EXERCISE OBJECTIVE:
Go through the records underneath and write each one out again exactly.

EXCERPTED RECORDS:
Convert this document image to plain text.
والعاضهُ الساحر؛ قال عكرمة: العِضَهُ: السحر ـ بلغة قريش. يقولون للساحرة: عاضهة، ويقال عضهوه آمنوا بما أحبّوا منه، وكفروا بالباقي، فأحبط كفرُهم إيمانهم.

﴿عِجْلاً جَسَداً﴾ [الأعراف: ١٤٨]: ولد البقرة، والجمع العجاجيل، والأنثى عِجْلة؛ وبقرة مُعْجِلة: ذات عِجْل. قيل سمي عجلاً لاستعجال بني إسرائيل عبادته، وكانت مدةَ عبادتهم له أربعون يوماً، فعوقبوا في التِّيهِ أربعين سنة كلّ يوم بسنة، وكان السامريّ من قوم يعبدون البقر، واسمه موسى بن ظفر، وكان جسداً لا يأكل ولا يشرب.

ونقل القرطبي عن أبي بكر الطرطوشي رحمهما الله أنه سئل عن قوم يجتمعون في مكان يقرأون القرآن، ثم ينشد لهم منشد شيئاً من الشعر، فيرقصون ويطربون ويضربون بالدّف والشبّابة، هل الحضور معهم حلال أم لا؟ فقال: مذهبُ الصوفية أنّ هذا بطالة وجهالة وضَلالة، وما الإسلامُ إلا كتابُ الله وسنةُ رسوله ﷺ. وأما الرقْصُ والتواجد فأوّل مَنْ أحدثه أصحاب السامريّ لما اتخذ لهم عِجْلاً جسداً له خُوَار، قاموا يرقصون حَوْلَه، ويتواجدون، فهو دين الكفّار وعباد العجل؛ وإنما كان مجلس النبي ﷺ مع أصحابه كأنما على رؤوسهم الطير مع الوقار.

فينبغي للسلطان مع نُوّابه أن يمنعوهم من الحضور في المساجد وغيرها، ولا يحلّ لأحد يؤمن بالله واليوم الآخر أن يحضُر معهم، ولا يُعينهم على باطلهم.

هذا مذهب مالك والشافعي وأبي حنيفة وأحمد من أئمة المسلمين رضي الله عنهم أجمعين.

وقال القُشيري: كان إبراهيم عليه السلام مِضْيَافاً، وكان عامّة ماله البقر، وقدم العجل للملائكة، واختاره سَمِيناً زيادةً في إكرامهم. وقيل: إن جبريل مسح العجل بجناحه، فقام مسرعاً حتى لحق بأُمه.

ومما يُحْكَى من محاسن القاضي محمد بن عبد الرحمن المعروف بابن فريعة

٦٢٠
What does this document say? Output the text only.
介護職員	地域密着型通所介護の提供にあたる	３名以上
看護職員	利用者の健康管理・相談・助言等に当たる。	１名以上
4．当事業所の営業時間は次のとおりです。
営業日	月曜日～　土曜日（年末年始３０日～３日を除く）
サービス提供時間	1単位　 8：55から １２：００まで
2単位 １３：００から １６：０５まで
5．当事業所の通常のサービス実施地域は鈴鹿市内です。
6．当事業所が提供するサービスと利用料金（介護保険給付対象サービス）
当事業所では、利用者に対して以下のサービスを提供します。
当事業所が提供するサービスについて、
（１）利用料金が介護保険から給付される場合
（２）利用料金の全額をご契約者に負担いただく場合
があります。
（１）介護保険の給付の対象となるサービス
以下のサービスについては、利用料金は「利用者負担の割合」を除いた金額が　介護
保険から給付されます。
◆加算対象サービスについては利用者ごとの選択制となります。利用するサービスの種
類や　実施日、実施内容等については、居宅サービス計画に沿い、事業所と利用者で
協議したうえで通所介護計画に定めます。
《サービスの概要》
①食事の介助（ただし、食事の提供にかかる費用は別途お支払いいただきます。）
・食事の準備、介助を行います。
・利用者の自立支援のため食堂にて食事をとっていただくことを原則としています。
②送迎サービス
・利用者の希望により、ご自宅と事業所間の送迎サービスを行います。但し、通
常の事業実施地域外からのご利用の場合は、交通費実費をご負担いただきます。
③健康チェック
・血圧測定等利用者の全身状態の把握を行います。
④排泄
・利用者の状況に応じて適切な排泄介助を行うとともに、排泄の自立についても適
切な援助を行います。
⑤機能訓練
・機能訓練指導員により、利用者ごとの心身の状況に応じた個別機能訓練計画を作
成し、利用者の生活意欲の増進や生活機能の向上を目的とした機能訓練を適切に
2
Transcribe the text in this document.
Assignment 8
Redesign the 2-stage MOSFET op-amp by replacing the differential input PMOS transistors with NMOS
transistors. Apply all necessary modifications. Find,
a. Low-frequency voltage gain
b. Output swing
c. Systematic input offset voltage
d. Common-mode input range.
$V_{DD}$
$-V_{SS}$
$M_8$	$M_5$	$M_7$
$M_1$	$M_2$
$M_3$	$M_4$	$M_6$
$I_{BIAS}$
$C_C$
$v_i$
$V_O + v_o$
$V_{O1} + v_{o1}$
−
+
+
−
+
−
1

EXERCISE RESULT:
Convert this document image to plain text.
والعاضهُ الساحر؛ قال عكرمة: العِضَهُ: السحر ـ بلغة قريش. يقولون للساحرة: عاضهة، ويقال عضهوه آمنوا بما أحبّوا منه، وكفروا بالباقي، فأحبط كفرُهم إيمانهم.

﴿عِجْلاً جَسَداً﴾ [الأعراف: ١٤٨]: ولد البقرة، والجمع العجاجيل، والأنثى عِجْلة؛ وبقرة مُعْجِلة: ذات عِجْل. قيل سمي عجلاً لاستعجال بني إسرائيل عبادته، وكانت مدةَ عبادتهم له أربعون يوماً، فعوقبوا في التِّيهِ أربعين سنة كلّ يوم بسنة، وكان السامريّ من قوم يعبدون البقر، واسمه موسى بن ظفر، وكان جسداً لا يأكل ولا يشرب.

ونقل القرطبي عن أبي بكر الطرطوشي رحمهما الله أنه سئل عن قوم يجتمعون في مكان يقرأون القرآن، ثم ينشد لهم منشد شيئاً من الشعر، فيرقصون ويطربون ويضربون بالدّف والشبّابة، هل الحضور معهم حلال أم لا؟ فقال: مذهبُ الصوفية أنّ هذا بطالة وجهالة وضَلالة، وما الإسلامُ إلا كتابُ الله وسنةُ رسوله ﷺ. وأما الرقْصُ والتواجد فأوّل مَنْ أحدثه أصحاب السامريّ لما اتخذ لهم عِجْلاً جسداً له خُوَار، قاموا يرقصون حَوْلَه، ويتواجدون، فهو دين الكفّار وعباد العجل؛ وإنما كان مجلس النبي ﷺ مع أصحابه كأنما على رؤوسهم الطير مع الوقار.

فينبغي للسلطان مع نُوّابه أن يمنعوهم من الحضور في المساجد وغيرها، ولا يحلّ لأحد يؤمن بالله واليوم الآخر أن يحضُر معهم، ولا يُعينهم على باطلهم.

هذا مذهب مالك والشافعي وأبي حنيفة وأحمد من أئمة المسلمين رضي الله عنهم أجمعين.

وقال القُشيري: كان إبراهيم عليه السلام مِضْيَافاً، وكان عامّة ماله البقر، وقدم العجل للملائكة، واختاره سَمِيناً زيادةً في إكرامهم. وقيل: إن جبريل مسح العجل بجناحه، فقام مسرعاً حتى لحق بأُمه.

ومما يُحْكَى من محاسن القاضي محمد بن عبد الرحمن المعروف بابن فريعة

٦٢٠
What does this document say? Output the text only.
介護職員	地域密着型通所介護の提供にあたる	３名以上
看護職員	利用者の健康管理・相談・助言等に当たる。	１名以上
4．当事業所の営業時間は次のとおりです。
営業日	月曜日～　土曜日（年末年始３０日～３日を除く）
サービス提供時間	1単位　 8：55から １２：００まで
2単位 １３：００から １６：０５まで
5．当事業所の通常のサービス実施地域は鈴鹿市内です。
6．当事業所が提供するサービスと利用料金（介護保険給付対象サービス）
当事業所では、利用者に対して以下のサービスを提供します。
当事業所が提供するサービスについて、
（１）利用料金が介護保険から給付される場合
（２）利用料金の全額をご契約者に負担いただく場合
があります。
（１）介護保険の給付の対象となるサービス
以下のサービスについては、利用料金は「利用者負担の割合」を除いた金額が　介護
保険から給付されます。
◆加算対象サービスについては利用者ごとの選択制となります。利用するサービスの種
類や　実施日、実施内容等については、居宅サービス計画に沿い、事業所と利用者で
協議したうえで通所介護計画に定めます。
《サービスの概要》
①食事の介助（ただし、食事の提供にかかる費用は別途お支払いいただきます。）
・食事の準備、介助を行います。
・利用者の自立支援のため食堂にて食事をとっていただくことを原則としています。
②送迎サービス
・利用者の希望により、ご自宅と事業所間の送迎サービスを行います。但し、通
常の事業実施地域外からのご利用の場合は、交通費実費をご負担いただきます。
③健康チェック
・血圧測定等利用者の全身状態の把握を行います。
④排泄
・利用者の状況に応じて適切な排泄介助を行うとともに、排泄の自立についても適
切な援助を行います。
⑤機能訓練
・機能訓練指導員により、利用者ごとの心身の状況に応じた個別機能訓練計画を作
成し、利用者の生活意欲の増進や生活機能の向上を目的とした機能訓練を適切に
2
Transcribe the text in this document.
Assignment 8
Redesign the 2-stage MOSFET op-amp by replacing the differential input PMOS transistors with NMOS
transistors. Apply all necessary modifications. Find,
a. Low-frequency voltage gain
b. Output swing
c. Systematic input offset voltage
d. Common-mode input range.
$V_{DD}$
$-V_{SS}$
$M_8$	$M_5$	$M_7$
$M_1$	$M_2$
$M_3$	$M_4$	$M_6$
$I_{BIAS}$
$C_C$
$v_i$
$V_O + v_o$
$V_{O1} + v_{o1}$
−
+
+
−
+
−
1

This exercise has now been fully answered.